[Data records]
════

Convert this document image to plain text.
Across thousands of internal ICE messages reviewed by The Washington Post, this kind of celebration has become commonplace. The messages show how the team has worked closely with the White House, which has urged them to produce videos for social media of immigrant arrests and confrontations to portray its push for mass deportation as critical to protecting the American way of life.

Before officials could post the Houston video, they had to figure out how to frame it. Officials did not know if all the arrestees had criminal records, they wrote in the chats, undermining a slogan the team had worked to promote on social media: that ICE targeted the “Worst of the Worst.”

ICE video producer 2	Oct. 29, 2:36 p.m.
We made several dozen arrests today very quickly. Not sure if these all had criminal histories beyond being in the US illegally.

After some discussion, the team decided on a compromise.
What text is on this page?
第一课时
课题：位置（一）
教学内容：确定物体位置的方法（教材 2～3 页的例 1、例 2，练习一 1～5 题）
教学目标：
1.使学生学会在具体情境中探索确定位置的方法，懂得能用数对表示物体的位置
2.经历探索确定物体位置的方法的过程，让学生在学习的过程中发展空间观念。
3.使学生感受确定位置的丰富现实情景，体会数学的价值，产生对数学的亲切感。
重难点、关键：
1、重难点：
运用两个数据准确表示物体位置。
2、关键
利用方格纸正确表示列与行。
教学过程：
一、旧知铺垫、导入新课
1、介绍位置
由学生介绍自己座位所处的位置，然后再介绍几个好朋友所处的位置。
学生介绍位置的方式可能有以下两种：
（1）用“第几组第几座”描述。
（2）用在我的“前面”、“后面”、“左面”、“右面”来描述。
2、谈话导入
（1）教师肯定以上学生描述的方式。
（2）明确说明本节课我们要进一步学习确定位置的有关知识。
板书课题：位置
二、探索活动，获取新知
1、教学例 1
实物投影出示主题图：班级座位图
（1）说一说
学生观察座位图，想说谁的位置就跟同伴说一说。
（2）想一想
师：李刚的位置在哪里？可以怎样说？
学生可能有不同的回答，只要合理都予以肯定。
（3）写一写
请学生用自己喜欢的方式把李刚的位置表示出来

════

Find the lines above that contain the word "team" and collect them.

_Expected answer:_
Across thousands of internal ICE messages reviewed by The Washington Post, this kind of celebration has become commonplace. The messages show how the team has worked closely with the White House, which has urged them to produce videos for social media of immigrant arrests and confrontations to portray its push for mass deportation as critical to protecting the American way of life.
Before officials could post the Houston video, they had to figure out how to frame it. Officials did not know if all the arrestees had criminal records, they wrote in the chats, undermining a slogan the team had worked to promote on social media: that ICE targeted the “Worst of the Worst.”
After some discussion, the team decided on a compromise.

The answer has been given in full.